YOUR GOAL:
What is the number of lines containing the word "text"? Give that number alone.

— START RECORDS SUPPLIED —

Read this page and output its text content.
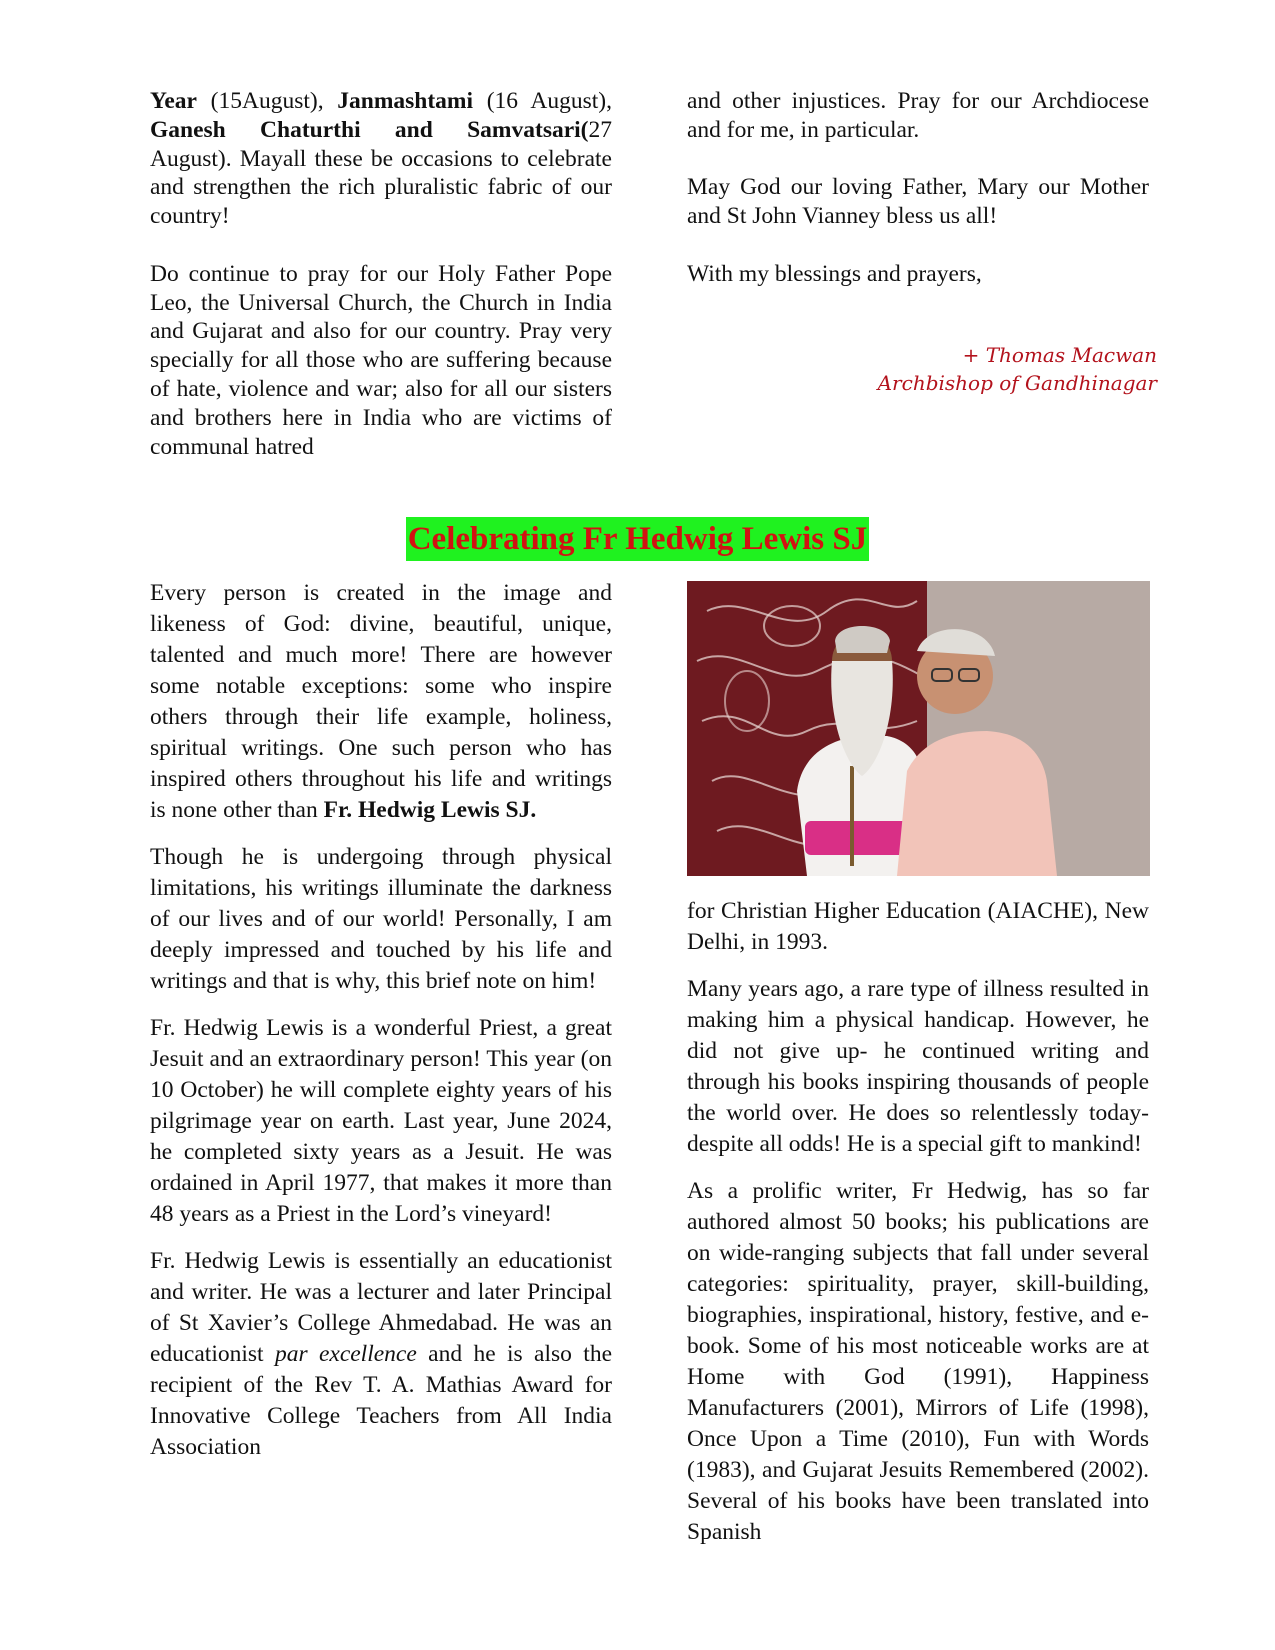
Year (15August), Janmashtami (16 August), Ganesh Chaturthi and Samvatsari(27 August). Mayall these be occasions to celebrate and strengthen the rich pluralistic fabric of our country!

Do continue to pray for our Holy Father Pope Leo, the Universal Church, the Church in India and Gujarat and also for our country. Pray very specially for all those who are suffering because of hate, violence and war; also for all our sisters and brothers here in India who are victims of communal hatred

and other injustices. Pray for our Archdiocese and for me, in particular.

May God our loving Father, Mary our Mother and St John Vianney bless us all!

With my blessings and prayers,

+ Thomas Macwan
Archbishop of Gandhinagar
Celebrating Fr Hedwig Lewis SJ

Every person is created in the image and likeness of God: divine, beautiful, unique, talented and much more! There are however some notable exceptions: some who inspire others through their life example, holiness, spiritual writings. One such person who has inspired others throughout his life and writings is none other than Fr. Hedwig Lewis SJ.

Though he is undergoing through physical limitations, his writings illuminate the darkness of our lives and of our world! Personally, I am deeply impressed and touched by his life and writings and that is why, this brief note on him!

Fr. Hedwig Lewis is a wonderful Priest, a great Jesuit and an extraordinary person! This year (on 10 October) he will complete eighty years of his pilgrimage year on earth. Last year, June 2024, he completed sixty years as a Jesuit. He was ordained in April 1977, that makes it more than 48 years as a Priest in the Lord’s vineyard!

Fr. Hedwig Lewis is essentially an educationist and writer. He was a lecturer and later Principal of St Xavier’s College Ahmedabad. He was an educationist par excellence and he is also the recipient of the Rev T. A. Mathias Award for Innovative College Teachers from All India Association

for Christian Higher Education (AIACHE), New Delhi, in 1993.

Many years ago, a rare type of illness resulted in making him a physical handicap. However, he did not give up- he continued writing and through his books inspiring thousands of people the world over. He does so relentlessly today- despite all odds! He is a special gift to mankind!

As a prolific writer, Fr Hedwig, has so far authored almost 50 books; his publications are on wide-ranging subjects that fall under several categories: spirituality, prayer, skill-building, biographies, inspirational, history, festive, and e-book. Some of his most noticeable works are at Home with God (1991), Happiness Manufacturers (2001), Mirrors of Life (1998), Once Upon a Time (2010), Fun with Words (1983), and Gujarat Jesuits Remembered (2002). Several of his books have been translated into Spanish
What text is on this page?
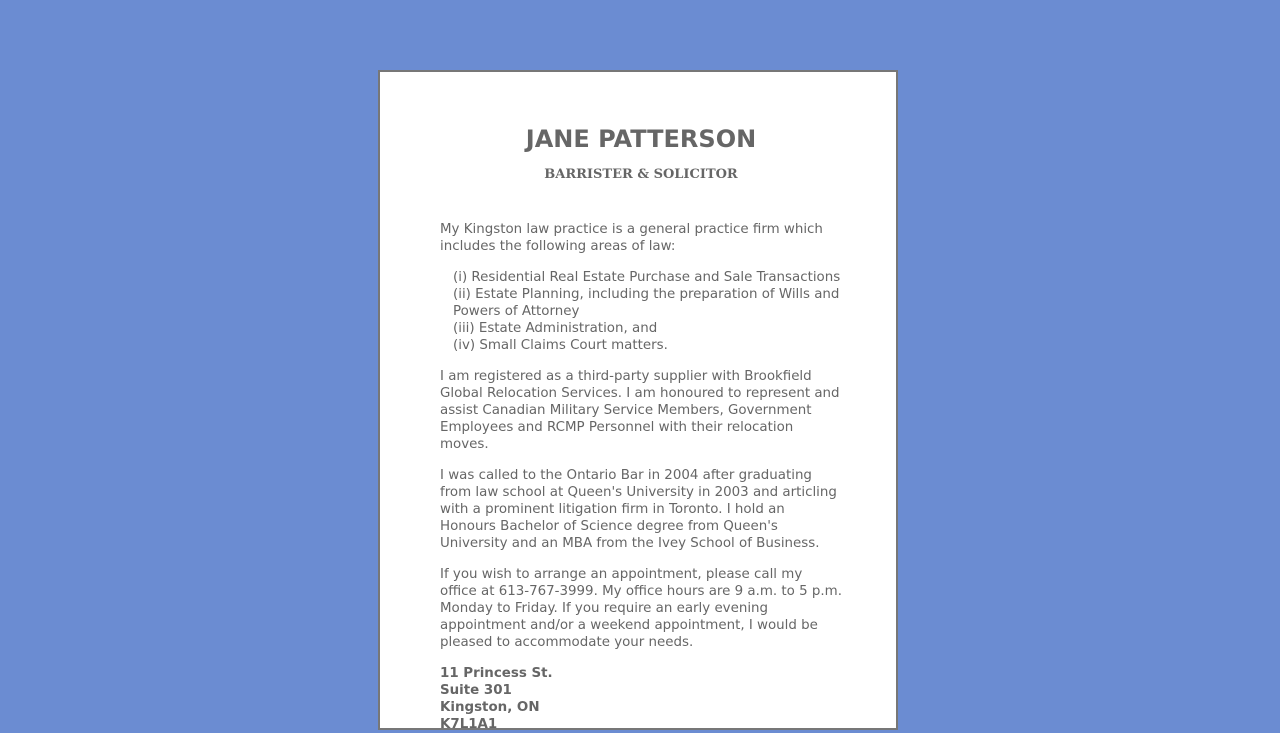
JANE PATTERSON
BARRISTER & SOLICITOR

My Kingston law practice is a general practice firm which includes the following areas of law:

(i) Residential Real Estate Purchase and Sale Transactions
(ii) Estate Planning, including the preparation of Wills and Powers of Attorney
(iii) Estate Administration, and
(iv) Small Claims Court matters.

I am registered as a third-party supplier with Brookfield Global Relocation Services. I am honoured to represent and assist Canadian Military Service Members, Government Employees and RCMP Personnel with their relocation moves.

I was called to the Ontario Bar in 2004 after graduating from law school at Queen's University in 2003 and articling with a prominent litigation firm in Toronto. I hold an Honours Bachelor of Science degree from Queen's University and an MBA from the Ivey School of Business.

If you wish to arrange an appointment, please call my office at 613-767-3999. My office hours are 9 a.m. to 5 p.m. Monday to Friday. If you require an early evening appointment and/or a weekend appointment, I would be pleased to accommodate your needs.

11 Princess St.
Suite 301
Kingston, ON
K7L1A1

— END RECORDS SUPPLIED —

WRITTEN REPLY:
2